_Given entries_.
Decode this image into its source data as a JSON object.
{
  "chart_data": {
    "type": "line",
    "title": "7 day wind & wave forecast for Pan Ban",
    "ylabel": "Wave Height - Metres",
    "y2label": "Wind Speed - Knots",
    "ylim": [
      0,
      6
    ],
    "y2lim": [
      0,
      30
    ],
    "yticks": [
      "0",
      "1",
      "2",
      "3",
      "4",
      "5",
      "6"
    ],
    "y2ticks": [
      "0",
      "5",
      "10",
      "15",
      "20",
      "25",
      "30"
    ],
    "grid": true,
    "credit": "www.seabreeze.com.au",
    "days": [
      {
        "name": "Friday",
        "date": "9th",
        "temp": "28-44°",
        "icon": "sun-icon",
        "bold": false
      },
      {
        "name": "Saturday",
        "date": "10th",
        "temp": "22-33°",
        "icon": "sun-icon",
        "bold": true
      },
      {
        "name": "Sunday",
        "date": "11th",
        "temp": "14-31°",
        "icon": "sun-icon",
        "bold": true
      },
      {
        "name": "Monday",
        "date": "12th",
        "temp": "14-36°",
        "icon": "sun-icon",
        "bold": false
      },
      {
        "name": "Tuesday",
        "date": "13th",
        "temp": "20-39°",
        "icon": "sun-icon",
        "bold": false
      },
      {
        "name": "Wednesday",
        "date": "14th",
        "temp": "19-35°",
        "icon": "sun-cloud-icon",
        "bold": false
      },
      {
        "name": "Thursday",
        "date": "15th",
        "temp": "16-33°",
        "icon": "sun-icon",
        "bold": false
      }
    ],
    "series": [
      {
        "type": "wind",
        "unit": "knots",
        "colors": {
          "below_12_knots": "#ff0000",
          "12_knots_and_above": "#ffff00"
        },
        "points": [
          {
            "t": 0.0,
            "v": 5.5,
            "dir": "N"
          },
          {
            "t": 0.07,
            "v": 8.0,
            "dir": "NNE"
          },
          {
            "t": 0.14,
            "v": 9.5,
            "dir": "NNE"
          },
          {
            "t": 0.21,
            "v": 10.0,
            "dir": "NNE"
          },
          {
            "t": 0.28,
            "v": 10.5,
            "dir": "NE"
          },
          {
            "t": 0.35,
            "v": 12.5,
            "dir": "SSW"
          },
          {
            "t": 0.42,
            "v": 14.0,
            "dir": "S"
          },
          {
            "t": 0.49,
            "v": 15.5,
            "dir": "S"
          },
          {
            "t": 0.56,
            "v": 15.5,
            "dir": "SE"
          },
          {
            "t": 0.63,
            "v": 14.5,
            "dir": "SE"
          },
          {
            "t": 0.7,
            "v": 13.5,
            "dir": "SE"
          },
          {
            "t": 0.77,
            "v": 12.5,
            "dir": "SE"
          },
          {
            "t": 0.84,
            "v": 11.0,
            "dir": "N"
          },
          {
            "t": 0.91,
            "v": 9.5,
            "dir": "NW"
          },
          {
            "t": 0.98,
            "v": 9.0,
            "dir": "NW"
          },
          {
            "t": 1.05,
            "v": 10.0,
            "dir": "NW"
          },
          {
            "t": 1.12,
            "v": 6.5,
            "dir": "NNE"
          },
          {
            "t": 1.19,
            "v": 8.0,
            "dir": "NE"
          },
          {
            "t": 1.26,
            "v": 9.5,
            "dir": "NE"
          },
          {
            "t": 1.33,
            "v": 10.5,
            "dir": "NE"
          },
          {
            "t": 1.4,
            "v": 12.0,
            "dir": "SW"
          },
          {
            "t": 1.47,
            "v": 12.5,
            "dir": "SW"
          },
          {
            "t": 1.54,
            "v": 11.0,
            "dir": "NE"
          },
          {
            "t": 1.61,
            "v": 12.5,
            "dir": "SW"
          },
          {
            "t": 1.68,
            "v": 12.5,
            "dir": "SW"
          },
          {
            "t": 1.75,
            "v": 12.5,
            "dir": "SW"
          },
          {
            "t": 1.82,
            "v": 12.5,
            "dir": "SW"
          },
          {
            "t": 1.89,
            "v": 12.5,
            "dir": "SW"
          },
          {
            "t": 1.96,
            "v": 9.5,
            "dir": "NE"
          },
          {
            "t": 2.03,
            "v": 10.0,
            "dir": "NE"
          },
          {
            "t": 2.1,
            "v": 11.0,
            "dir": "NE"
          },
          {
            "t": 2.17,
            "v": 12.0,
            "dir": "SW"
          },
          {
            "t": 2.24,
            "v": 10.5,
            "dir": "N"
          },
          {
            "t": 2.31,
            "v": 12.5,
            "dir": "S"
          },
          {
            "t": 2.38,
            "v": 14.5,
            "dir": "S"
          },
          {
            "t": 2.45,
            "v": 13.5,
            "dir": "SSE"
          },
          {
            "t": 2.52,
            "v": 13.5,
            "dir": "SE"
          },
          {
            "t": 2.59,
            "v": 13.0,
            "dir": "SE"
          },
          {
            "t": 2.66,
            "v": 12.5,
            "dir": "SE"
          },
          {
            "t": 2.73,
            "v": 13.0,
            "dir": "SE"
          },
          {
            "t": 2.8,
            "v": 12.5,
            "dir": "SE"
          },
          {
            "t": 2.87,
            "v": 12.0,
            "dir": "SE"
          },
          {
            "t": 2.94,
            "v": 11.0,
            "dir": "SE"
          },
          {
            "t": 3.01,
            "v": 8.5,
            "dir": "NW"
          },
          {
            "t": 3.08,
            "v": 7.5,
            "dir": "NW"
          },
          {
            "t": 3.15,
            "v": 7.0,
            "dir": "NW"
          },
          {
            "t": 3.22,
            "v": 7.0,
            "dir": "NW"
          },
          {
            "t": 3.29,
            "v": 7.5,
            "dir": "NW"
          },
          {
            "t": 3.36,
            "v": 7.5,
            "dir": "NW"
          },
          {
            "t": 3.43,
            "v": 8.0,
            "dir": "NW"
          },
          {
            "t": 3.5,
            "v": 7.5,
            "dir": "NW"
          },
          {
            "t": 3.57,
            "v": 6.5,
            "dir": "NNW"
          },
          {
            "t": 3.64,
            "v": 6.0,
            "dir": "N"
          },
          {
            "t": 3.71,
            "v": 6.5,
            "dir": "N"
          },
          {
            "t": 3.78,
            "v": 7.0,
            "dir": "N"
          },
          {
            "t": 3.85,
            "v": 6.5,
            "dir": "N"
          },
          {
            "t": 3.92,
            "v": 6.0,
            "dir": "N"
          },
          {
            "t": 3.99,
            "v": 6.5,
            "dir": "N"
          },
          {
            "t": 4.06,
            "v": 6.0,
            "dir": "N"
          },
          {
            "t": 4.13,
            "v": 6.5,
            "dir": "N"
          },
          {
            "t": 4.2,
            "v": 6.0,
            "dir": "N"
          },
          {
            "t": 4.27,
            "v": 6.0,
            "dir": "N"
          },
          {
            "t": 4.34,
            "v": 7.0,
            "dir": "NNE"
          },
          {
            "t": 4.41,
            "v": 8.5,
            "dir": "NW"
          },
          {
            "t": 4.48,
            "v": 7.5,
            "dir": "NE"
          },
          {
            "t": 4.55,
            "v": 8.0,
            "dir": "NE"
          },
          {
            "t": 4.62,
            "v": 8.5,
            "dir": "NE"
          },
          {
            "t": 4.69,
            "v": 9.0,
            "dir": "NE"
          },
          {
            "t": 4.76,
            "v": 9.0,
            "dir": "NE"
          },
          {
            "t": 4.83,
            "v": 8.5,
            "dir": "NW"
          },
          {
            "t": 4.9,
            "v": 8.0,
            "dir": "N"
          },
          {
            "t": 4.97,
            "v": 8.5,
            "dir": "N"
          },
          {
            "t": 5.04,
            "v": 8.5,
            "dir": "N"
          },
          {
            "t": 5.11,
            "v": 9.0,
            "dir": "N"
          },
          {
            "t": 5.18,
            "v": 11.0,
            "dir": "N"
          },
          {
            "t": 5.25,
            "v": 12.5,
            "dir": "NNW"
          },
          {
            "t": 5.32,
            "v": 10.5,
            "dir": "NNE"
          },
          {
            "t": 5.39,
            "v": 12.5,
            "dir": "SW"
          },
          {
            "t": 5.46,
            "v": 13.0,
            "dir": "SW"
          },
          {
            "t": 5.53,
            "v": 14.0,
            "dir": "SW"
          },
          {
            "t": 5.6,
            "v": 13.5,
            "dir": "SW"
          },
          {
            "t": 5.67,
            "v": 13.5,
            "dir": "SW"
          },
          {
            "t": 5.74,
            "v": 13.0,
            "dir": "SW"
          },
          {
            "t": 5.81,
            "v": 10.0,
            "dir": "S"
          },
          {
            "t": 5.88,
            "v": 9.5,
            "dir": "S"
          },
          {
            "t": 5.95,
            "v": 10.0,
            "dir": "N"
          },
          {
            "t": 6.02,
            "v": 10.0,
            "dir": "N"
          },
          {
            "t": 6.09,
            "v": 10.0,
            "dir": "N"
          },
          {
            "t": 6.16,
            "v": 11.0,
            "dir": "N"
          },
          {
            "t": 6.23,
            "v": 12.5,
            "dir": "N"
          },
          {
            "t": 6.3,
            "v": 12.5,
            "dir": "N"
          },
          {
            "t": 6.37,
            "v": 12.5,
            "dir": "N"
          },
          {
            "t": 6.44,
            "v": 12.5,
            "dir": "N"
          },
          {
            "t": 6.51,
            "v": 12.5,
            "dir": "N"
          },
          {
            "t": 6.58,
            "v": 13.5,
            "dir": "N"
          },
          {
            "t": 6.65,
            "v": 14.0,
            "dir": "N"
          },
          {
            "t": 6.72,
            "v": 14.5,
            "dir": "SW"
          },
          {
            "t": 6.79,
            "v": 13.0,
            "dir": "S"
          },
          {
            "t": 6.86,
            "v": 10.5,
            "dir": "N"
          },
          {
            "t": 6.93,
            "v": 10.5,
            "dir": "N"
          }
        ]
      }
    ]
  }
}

_Work to do_.
Count the lines in the records above that contain the word "temp", and give only the number.

_Full answer_.
7